▶ Exercise directions
Check each line of the data for "gebratene" and select those that have it.

+++

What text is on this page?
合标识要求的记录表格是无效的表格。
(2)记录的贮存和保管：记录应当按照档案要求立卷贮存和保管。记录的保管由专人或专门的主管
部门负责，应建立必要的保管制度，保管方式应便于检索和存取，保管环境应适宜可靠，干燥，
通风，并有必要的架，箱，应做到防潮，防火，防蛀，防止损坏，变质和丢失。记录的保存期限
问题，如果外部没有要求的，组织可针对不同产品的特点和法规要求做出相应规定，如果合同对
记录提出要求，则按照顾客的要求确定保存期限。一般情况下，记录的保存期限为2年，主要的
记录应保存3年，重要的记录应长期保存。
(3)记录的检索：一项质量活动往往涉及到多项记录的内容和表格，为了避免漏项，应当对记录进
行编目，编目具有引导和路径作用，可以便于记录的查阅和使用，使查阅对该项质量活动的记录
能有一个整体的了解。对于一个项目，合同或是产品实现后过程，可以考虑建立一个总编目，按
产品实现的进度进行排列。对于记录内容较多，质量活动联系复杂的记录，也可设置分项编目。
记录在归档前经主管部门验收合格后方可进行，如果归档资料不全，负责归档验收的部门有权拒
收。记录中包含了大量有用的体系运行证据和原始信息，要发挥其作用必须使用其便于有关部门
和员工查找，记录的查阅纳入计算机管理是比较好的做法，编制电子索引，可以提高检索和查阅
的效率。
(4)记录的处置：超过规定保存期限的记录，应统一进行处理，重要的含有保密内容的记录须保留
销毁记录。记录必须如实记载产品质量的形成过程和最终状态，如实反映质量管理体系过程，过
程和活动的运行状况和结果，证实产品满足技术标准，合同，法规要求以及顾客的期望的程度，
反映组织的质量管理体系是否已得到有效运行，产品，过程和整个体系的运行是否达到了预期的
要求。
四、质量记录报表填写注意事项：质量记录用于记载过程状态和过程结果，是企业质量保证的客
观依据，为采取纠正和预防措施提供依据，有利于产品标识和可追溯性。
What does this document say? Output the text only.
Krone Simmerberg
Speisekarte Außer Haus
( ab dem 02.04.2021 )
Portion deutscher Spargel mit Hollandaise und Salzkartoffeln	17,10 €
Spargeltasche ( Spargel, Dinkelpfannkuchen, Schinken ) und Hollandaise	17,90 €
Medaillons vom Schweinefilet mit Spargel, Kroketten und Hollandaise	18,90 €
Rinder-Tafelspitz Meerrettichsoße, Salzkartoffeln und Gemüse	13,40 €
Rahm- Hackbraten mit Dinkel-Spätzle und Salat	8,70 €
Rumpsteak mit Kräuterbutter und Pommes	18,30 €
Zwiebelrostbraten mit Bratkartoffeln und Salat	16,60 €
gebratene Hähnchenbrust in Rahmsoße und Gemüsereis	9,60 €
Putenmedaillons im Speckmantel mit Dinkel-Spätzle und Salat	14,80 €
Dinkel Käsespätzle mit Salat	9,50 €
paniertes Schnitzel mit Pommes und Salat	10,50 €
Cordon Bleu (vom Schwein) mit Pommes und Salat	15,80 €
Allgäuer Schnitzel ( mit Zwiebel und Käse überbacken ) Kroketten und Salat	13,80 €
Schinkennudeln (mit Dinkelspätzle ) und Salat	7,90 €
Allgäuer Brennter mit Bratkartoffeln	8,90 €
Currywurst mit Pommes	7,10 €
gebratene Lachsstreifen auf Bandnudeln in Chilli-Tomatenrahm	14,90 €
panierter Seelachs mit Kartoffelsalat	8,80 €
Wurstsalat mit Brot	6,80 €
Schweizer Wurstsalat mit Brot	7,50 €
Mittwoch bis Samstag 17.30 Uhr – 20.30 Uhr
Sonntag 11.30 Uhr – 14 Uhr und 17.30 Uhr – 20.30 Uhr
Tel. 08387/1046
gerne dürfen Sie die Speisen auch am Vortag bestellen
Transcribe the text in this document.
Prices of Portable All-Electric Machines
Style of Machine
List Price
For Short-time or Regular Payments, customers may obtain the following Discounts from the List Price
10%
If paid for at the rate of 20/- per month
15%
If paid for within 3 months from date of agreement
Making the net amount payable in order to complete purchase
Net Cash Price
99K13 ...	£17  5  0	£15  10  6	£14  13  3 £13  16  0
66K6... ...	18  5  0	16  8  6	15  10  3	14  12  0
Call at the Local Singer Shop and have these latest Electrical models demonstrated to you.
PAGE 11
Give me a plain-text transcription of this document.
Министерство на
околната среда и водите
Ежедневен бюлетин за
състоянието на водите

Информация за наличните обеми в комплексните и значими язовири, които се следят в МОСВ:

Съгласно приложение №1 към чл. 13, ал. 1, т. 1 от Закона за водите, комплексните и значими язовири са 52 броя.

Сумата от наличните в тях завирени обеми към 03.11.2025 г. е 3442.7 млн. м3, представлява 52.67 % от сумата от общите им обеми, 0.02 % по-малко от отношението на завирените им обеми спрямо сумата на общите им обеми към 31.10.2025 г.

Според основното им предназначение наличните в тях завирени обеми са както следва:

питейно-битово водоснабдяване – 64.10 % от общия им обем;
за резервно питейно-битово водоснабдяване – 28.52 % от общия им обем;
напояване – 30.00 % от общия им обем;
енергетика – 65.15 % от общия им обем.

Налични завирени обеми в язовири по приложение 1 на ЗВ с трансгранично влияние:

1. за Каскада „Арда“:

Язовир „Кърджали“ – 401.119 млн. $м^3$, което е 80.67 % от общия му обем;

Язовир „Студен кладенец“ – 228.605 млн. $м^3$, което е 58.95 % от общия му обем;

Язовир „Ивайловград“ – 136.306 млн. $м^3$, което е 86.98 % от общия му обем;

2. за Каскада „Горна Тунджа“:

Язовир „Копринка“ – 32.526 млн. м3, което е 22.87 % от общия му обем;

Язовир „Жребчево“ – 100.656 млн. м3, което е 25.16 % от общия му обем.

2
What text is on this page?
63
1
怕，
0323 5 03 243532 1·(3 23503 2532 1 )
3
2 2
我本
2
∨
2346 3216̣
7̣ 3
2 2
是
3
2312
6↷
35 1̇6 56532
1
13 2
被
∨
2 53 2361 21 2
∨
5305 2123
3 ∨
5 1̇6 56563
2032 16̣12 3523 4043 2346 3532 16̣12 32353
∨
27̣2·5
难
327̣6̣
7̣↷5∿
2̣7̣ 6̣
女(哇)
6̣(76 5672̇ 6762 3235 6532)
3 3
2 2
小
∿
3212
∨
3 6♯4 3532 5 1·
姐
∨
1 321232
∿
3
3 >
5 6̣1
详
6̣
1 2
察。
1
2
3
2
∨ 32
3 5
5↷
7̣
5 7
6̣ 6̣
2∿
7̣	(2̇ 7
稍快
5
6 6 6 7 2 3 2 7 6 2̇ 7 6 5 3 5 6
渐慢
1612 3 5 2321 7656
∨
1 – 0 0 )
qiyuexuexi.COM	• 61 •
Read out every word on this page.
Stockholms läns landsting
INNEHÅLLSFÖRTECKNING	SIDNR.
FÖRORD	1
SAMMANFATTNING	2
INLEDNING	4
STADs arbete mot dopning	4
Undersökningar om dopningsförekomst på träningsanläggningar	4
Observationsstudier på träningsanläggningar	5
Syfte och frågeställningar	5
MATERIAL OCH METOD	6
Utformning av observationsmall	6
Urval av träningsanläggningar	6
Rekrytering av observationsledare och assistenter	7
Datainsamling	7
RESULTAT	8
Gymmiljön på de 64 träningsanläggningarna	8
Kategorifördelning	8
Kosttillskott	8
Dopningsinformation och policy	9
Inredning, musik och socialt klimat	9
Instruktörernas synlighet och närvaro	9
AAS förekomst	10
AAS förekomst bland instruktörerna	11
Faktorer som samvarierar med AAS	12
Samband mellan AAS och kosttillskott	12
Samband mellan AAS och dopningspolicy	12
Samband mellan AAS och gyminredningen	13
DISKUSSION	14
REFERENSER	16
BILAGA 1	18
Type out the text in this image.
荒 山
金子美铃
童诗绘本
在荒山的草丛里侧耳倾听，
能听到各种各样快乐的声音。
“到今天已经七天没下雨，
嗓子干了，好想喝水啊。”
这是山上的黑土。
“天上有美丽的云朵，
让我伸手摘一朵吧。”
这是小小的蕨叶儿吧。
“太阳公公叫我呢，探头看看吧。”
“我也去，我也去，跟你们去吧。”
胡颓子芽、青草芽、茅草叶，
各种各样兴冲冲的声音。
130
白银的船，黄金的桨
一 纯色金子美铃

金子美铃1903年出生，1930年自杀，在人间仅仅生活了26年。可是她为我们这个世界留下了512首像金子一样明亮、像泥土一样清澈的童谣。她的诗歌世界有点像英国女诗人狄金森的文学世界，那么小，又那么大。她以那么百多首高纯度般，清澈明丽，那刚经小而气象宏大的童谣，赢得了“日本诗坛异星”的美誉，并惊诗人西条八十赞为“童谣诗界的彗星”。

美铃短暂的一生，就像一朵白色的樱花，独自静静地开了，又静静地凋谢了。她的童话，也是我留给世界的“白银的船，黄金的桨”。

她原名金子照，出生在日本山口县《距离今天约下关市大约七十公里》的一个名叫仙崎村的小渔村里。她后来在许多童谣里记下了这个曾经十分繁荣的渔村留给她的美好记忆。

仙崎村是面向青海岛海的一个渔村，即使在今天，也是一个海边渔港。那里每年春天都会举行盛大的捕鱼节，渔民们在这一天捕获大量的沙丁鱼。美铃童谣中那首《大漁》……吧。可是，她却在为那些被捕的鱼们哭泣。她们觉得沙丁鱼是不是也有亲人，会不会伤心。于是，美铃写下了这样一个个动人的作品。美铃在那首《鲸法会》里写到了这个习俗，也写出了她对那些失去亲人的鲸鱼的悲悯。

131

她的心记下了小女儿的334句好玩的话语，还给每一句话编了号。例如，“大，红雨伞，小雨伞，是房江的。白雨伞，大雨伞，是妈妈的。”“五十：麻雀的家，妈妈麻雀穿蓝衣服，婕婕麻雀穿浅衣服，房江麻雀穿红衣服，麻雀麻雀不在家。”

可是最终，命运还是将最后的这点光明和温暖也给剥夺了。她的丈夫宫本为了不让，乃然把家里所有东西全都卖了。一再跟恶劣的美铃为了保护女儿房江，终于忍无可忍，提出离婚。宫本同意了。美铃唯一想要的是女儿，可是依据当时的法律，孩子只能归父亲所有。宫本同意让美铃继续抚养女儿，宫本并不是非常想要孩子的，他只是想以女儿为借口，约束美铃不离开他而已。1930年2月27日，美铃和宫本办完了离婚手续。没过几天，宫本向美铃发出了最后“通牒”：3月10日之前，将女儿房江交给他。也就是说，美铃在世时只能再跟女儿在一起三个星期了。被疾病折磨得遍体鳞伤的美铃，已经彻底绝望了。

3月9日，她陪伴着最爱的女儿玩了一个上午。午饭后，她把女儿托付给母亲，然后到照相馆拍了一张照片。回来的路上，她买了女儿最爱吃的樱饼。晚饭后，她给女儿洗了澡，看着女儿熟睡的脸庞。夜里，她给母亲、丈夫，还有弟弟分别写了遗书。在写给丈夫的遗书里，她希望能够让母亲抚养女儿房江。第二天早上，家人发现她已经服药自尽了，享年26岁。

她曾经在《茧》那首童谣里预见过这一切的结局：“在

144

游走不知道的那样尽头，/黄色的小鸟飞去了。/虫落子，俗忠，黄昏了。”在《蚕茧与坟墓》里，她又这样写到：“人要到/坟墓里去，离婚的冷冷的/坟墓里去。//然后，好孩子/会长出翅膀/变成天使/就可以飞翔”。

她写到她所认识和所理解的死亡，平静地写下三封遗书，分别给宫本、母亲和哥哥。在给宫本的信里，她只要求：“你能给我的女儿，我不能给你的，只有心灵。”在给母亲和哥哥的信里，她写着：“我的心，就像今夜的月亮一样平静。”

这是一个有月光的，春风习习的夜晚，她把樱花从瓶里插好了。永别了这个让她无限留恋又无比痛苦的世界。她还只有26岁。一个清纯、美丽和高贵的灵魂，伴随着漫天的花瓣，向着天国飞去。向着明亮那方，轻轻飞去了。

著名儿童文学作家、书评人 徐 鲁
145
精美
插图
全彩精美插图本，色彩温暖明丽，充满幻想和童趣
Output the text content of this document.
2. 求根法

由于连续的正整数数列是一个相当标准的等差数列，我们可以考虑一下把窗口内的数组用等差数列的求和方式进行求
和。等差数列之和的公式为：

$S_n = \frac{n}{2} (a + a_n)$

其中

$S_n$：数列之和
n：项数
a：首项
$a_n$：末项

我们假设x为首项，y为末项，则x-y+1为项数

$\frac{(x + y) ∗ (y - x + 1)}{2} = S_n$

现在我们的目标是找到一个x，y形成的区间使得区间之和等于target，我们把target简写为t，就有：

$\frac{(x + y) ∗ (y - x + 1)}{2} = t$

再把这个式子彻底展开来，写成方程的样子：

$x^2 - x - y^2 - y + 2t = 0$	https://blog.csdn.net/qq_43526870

+++

▶ Complete response
gebratene Hähnchenbrust in Rahmsoße und Gemüsereis	9,60 €
gebratene Lachsstreifen auf Bandnudeln in Chilli-Tomatenrahm	14,90 €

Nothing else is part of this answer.